Direction
Set the data down again, exactly as it reads, but without the pictures.

Dataset records
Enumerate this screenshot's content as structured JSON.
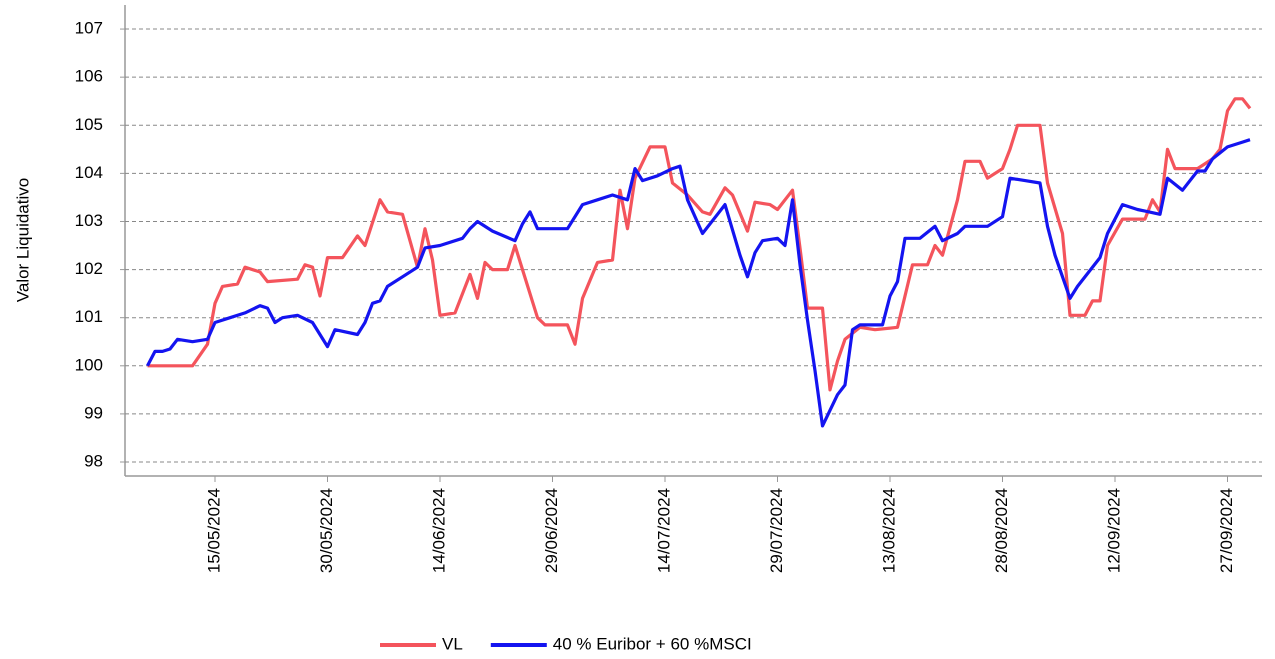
{
  "chart_data": {
    "type": "line",
    "y_label": "Valor Liquidativo",
    "xlim": [
      "03/05/2024",
      "01/10/2024"
    ],
    "xticks": [
      "15/05/2024",
      "30/05/2024",
      "14/06/2024",
      "29/06/2024",
      "14/07/2024",
      "29/07/2024",
      "13/08/2024",
      "28/08/2024",
      "12/09/2024",
      "27/09/2024"
    ],
    "ylim": [
      97.73,
      107.5
    ],
    "yticks": [
      98,
      99,
      100,
      101,
      102,
      103,
      104,
      105,
      106,
      107
    ],
    "grid": true,
    "legend": "bottom",
    "series": [
      {
        "name": "VL",
        "color": "#f4545c",
        "x": [
          "06/05/2024",
          "07/05/2024",
          "12/05/2024",
          "14/05/2024",
          "15/05/2024",
          "16/05/2024",
          "18/05/2024",
          "19/05/2024",
          "21/05/2024",
          "22/05/2024",
          "26/05/2024",
          "27/05/2024",
          "28/05/2024",
          "29/05/2024",
          "30/05/2024",
          "01/06/2024",
          "03/06/2024",
          "04/06/2024",
          "06/06/2024",
          "07/06/2024",
          "09/06/2024",
          "11/06/2024",
          "12/06/2024",
          "13/06/2024",
          "14/06/2024",
          "16/06/2024",
          "18/06/2024",
          "19/06/2024",
          "20/06/2024",
          "21/06/2024",
          "23/06/2024",
          "24/06/2024",
          "25/06/2024",
          "27/06/2024",
          "28/06/2024",
          "01/07/2024",
          "02/07/2024",
          "03/07/2024",
          "05/07/2024",
          "07/07/2024",
          "08/07/2024",
          "09/07/2024",
          "10/07/2024",
          "12/07/2024",
          "14/07/2024",
          "15/07/2024",
          "17/07/2024",
          "19/07/2024",
          "20/07/2024",
          "22/07/2024",
          "23/07/2024",
          "25/07/2024",
          "26/07/2024",
          "28/07/2024",
          "29/07/2024",
          "31/07/2024",
          "01/08/2024",
          "02/08/2024",
          "04/08/2024",
          "05/08/2024",
          "06/08/2024",
          "07/08/2024",
          "09/08/2024",
          "11/08/2024",
          "14/08/2024",
          "16/08/2024",
          "18/08/2024",
          "19/08/2024",
          "20/08/2024",
          "22/08/2024",
          "23/08/2024",
          "25/08/2024",
          "26/08/2024",
          "28/08/2024",
          "29/08/2024",
          "30/08/2024",
          "02/09/2024",
          "03/09/2024",
          "05/09/2024",
          "06/09/2024",
          "08/09/2024",
          "09/09/2024",
          "10/09/2024",
          "11/09/2024",
          "13/09/2024",
          "16/09/2024",
          "17/09/2024",
          "18/09/2024",
          "19/09/2024",
          "20/09/2024",
          "23/09/2024",
          "25/09/2024",
          "26/09/2024",
          "27/09/2024",
          "28/09/2024",
          "29/09/2024",
          "30/09/2024"
        ],
        "values": [
          100.0,
          100.0,
          100.0,
          100.45,
          101.3,
          101.65,
          101.7,
          102.05,
          101.95,
          101.75,
          101.8,
          102.1,
          102.05,
          101.45,
          102.25,
          102.25,
          102.7,
          102.5,
          103.45,
          103.2,
          103.15,
          102.05,
          102.85,
          102.2,
          101.05,
          101.1,
          101.9,
          101.4,
          102.15,
          102.0,
          102.0,
          102.5,
          102.0,
          101.0,
          100.85,
          100.85,
          100.45,
          101.4,
          102.15,
          102.2,
          103.65,
          102.85,
          103.9,
          104.55,
          104.55,
          103.8,
          103.55,
          103.2,
          103.15,
          103.7,
          103.55,
          102.8,
          103.4,
          103.35,
          103.25,
          103.65,
          102.45,
          101.2,
          101.2,
          99.5,
          100.1,
          100.55,
          100.8,
          100.75,
          100.8,
          102.1,
          102.1,
          102.5,
          102.3,
          103.45,
          104.25,
          104.25,
          103.9,
          104.1,
          104.5,
          105.0,
          105.0,
          103.8,
          102.75,
          101.05,
          101.05,
          101.35,
          101.35,
          102.5,
          103.05,
          103.05,
          103.45,
          103.2,
          104.5,
          104.1,
          104.1,
          104.3,
          104.5,
          105.3,
          105.55,
          105.55,
          105.35
        ]
      },
      {
        "name": "40 % Euribor + 60 %MSCI",
        "color": "#1414f0",
        "x": [
          "06/05/2024",
          "07/05/2024",
          "08/05/2024",
          "09/05/2024",
          "10/05/2024",
          "12/05/2024",
          "14/05/2024",
          "15/05/2024",
          "17/05/2024",
          "19/05/2024",
          "21/05/2024",
          "22/05/2024",
          "23/05/2024",
          "24/05/2024",
          "26/05/2024",
          "28/05/2024",
          "30/05/2024",
          "31/05/2024",
          "03/06/2024",
          "04/06/2024",
          "05/06/2024",
          "06/06/2024",
          "07/06/2024",
          "09/06/2024",
          "11/06/2024",
          "12/06/2024",
          "14/06/2024",
          "17/06/2024",
          "18/06/2024",
          "19/06/2024",
          "21/06/2024",
          "24/06/2024",
          "25/06/2024",
          "26/06/2024",
          "27/06/2024",
          "01/07/2024",
          "03/07/2024",
          "05/07/2024",
          "07/07/2024",
          "09/07/2024",
          "10/07/2024",
          "11/07/2024",
          "13/07/2024",
          "15/07/2024",
          "16/07/2024",
          "17/07/2024",
          "19/07/2024",
          "21/07/2024",
          "22/07/2024",
          "24/07/2024",
          "25/07/2024",
          "26/07/2024",
          "27/07/2024",
          "29/07/2024",
          "30/07/2024",
          "31/07/2024",
          "01/08/2024",
          "02/08/2024",
          "03/08/2024",
          "04/08/2024",
          "06/08/2024",
          "07/08/2024",
          "08/08/2024",
          "09/08/2024",
          "12/08/2024",
          "13/08/2024",
          "14/08/2024",
          "15/08/2024",
          "17/08/2024",
          "19/08/2024",
          "20/08/2024",
          "22/08/2024",
          "23/08/2024",
          "26/08/2024",
          "28/08/2024",
          "29/08/2024",
          "31/08/2024",
          "02/09/2024",
          "03/09/2024",
          "04/09/2024",
          "06/09/2024",
          "07/09/2024",
          "10/09/2024",
          "11/09/2024",
          "13/09/2024",
          "15/09/2024",
          "18/09/2024",
          "19/09/2024",
          "21/09/2024",
          "23/09/2024",
          "24/09/2024",
          "25/09/2024",
          "27/09/2024",
          "29/09/2024",
          "30/09/2024"
        ],
        "values": [
          100.0,
          100.3,
          100.3,
          100.35,
          100.55,
          100.5,
          100.55,
          100.9,
          101.0,
          101.1,
          101.25,
          101.2,
          100.9,
          101.0,
          101.05,
          100.9,
          100.4,
          100.75,
          100.65,
          100.9,
          101.3,
          101.35,
          101.65,
          101.85,
          102.05,
          102.45,
          102.5,
          102.65,
          102.85,
          103.0,
          102.8,
          102.6,
          102.95,
          103.2,
          102.85,
          102.85,
          103.35,
          103.45,
          103.55,
          103.45,
          104.1,
          103.85,
          103.95,
          104.1,
          104.15,
          103.45,
          102.75,
          103.15,
          103.35,
          102.3,
          101.85,
          102.35,
          102.6,
          102.65,
          102.5,
          103.45,
          102.1,
          100.95,
          99.9,
          98.75,
          99.4,
          99.6,
          100.75,
          100.85,
          100.85,
          101.45,
          101.75,
          102.65,
          102.65,
          102.9,
          102.6,
          102.75,
          102.9,
          102.9,
          103.1,
          103.9,
          103.85,
          103.8,
          102.9,
          102.3,
          101.4,
          101.65,
          102.25,
          102.75,
          103.35,
          103.25,
          103.15,
          103.9,
          103.65,
          104.05,
          104.05,
          104.3,
          104.55,
          104.65,
          104.7
        ]
      }
    ]
  }
}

Answer to the problem
Enumerate this screenshot's content as structured JSON.
{
  "chart_data": {
    "type": "line",
    "y_label": "Valor Liquidativo",
    "xlim": [
      "03/05/2024",
      "01/10/2024"
    ],
    "xticks": [
      "15/05/2024",
      "30/05/2024",
      "14/06/2024",
      "29/06/2024",
      "14/07/2024",
      "29/07/2024",
      "13/08/2024",
      "28/08/2024",
      "12/09/2024",
      "27/09/2024"
    ],
    "ylim": [
      97.73,
      107.5
    ],
    "yticks": [
      98,
      99,
      100,
      101,
      102,
      103,
      104,
      105,
      106,
      107
    ],
    "grid": true,
    "legend": "bottom",
    "series": [
      {
        "name": "VL",
        "color": "#f4545c",
        "x": [
          "06/05/2024",
          "07/05/2024",
          "12/05/2024",
          "14/05/2024",
          "15/05/2024",
          "16/05/2024",
          "18/05/2024",
          "19/05/2024",
          "21/05/2024",
          "22/05/2024",
          "26/05/2024",
          "27/05/2024",
          "28/05/2024",
          "29/05/2024",
          "30/05/2024",
          "01/06/2024",
          "03/06/2024",
          "04/06/2024",
          "06/06/2024",
          "07/06/2024",
          "09/06/2024",
          "11/06/2024",
          "12/06/2024",
          "13/06/2024",
          "14/06/2024",
          "16/06/2024",
          "18/06/2024",
          "19/06/2024",
          "20/06/2024",
          "21/06/2024",
          "23/06/2024",
          "24/06/2024",
          "25/06/2024",
          "27/06/2024",
          "28/06/2024",
          "01/07/2024",
          "02/07/2024",
          "03/07/2024",
          "05/07/2024",
          "07/07/2024",
          "08/07/2024",
          "09/07/2024",
          "10/07/2024",
          "12/07/2024",
          "14/07/2024",
          "15/07/2024",
          "17/07/2024",
          "19/07/2024",
          "20/07/2024",
          "22/07/2024",
          "23/07/2024",
          "25/07/2024",
          "26/07/2024",
          "28/07/2024",
          "29/07/2024",
          "31/07/2024",
          "01/08/2024",
          "02/08/2024",
          "04/08/2024",
          "05/08/2024",
          "06/08/2024",
          "07/08/2024",
          "09/08/2024",
          "11/08/2024",
          "14/08/2024",
          "16/08/2024",
          "18/08/2024",
          "19/08/2024",
          "20/08/2024",
          "22/08/2024",
          "23/08/2024",
          "25/08/2024",
          "26/08/2024",
          "28/08/2024",
          "29/08/2024",
          "30/08/2024",
          "02/09/2024",
          "03/09/2024",
          "05/09/2024",
          "06/09/2024",
          "08/09/2024",
          "09/09/2024",
          "10/09/2024",
          "11/09/2024",
          "13/09/2024",
          "16/09/2024",
          "17/09/2024",
          "18/09/2024",
          "19/09/2024",
          "20/09/2024",
          "23/09/2024",
          "25/09/2024",
          "26/09/2024",
          "27/09/2024",
          "28/09/2024",
          "29/09/2024",
          "30/09/2024"
        ],
        "values": [
          100.0,
          100.0,
          100.0,
          100.45,
          101.3,
          101.65,
          101.7,
          102.05,
          101.95,
          101.75,
          101.8,
          102.1,
          102.05,
          101.45,
          102.25,
          102.25,
          102.7,
          102.5,
          103.45,
          103.2,
          103.15,
          102.05,
          102.85,
          102.2,
          101.05,
          101.1,
          101.9,
          101.4,
          102.15,
          102.0,
          102.0,
          102.5,
          102.0,
          101.0,
          100.85,
          100.85,
          100.45,
          101.4,
          102.15,
          102.2,
          103.65,
          102.85,
          103.9,
          104.55,
          104.55,
          103.8,
          103.55,
          103.2,
          103.15,
          103.7,
          103.55,
          102.8,
          103.4,
          103.35,
          103.25,
          103.65,
          102.45,
          101.2,
          101.2,
          99.5,
          100.1,
          100.55,
          100.8,
          100.75,
          100.8,
          102.1,
          102.1,
          102.5,
          102.3,
          103.45,
          104.25,
          104.25,
          103.9,
          104.1,
          104.5,
          105.0,
          105.0,
          103.8,
          102.75,
          101.05,
          101.05,
          101.35,
          101.35,
          102.5,
          103.05,
          103.05,
          103.45,
          103.2,
          104.5,
          104.1,
          104.1,
          104.3,
          104.5,
          105.3,
          105.55,
          105.55,
          105.35
        ]
      },
      {
        "name": "40 % Euribor + 60 %MSCI",
        "color": "#1414f0",
        "x": [
          "06/05/2024",
          "07/05/2024",
          "08/05/2024",
          "09/05/2024",
          "10/05/2024",
          "12/05/2024",
          "14/05/2024",
          "15/05/2024",
          "17/05/2024",
          "19/05/2024",
          "21/05/2024",
          "22/05/2024",
          "23/05/2024",
          "24/05/2024",
          "26/05/2024",
          "28/05/2024",
          "30/05/2024",
          "31/05/2024",
          "03/06/2024",
          "04/06/2024",
          "05/06/2024",
          "06/06/2024",
          "07/06/2024",
          "09/06/2024",
          "11/06/2024",
          "12/06/2024",
          "14/06/2024",
          "17/06/2024",
          "18/06/2024",
          "19/06/2024",
          "21/06/2024",
          "24/06/2024",
          "25/06/2024",
          "26/06/2024",
          "27/06/2024",
          "01/07/2024",
          "03/07/2024",
          "05/07/2024",
          "07/07/2024",
          "09/07/2024",
          "10/07/2024",
          "11/07/2024",
          "13/07/2024",
          "15/07/2024",
          "16/07/2024",
          "17/07/2024",
          "19/07/2024",
          "21/07/2024",
          "22/07/2024",
          "24/07/2024",
          "25/07/2024",
          "26/07/2024",
          "27/07/2024",
          "29/07/2024",
          "30/07/2024",
          "31/07/2024",
          "01/08/2024",
          "02/08/2024",
          "03/08/2024",
          "04/08/2024",
          "06/08/2024",
          "07/08/2024",
          "08/08/2024",
          "09/08/2024",
          "12/08/2024",
          "13/08/2024",
          "14/08/2024",
          "15/08/2024",
          "17/08/2024",
          "19/08/2024",
          "20/08/2024",
          "22/08/2024",
          "23/08/2024",
          "26/08/2024",
          "28/08/2024",
          "29/08/2024",
          "31/08/2024",
          "02/09/2024",
          "03/09/2024",
          "04/09/2024",
          "06/09/2024",
          "07/09/2024",
          "10/09/2024",
          "11/09/2024",
          "13/09/2024",
          "15/09/2024",
          "18/09/2024",
          "19/09/2024",
          "21/09/2024",
          "23/09/2024",
          "24/09/2024",
          "25/09/2024",
          "27/09/2024",
          "29/09/2024",
          "30/09/2024"
        ],
        "values": [
          100.0,
          100.3,
          100.3,
          100.35,
          100.55,
          100.5,
          100.55,
          100.9,
          101.0,
          101.1,
          101.25,
          101.2,
          100.9,
          101.0,
          101.05,
          100.9,
          100.4,
          100.75,
          100.65,
          100.9,
          101.3,
          101.35,
          101.65,
          101.85,
          102.05,
          102.45,
          102.5,
          102.65,
          102.85,
          103.0,
          102.8,
          102.6,
          102.95,
          103.2,
          102.85,
          102.85,
          103.35,
          103.45,
          103.55,
          103.45,
          104.1,
          103.85,
          103.95,
          104.1,
          104.15,
          103.45,
          102.75,
          103.15,
          103.35,
          102.3,
          101.85,
          102.35,
          102.6,
          102.65,
          102.5,
          103.45,
          102.1,
          100.95,
          99.9,
          98.75,
          99.4,
          99.6,
          100.75,
          100.85,
          100.85,
          101.45,
          101.75,
          102.65,
          102.65,
          102.9,
          102.6,
          102.75,
          102.9,
          102.9,
          103.1,
          103.9,
          103.85,
          103.8,
          102.9,
          102.3,
          101.4,
          101.65,
          102.25,
          102.75,
          103.35,
          103.25,
          103.15,
          103.9,
          103.65,
          104.05,
          104.05,
          104.3,
          104.55,
          104.65,
          104.7
        ]
      }
    ]
  }
}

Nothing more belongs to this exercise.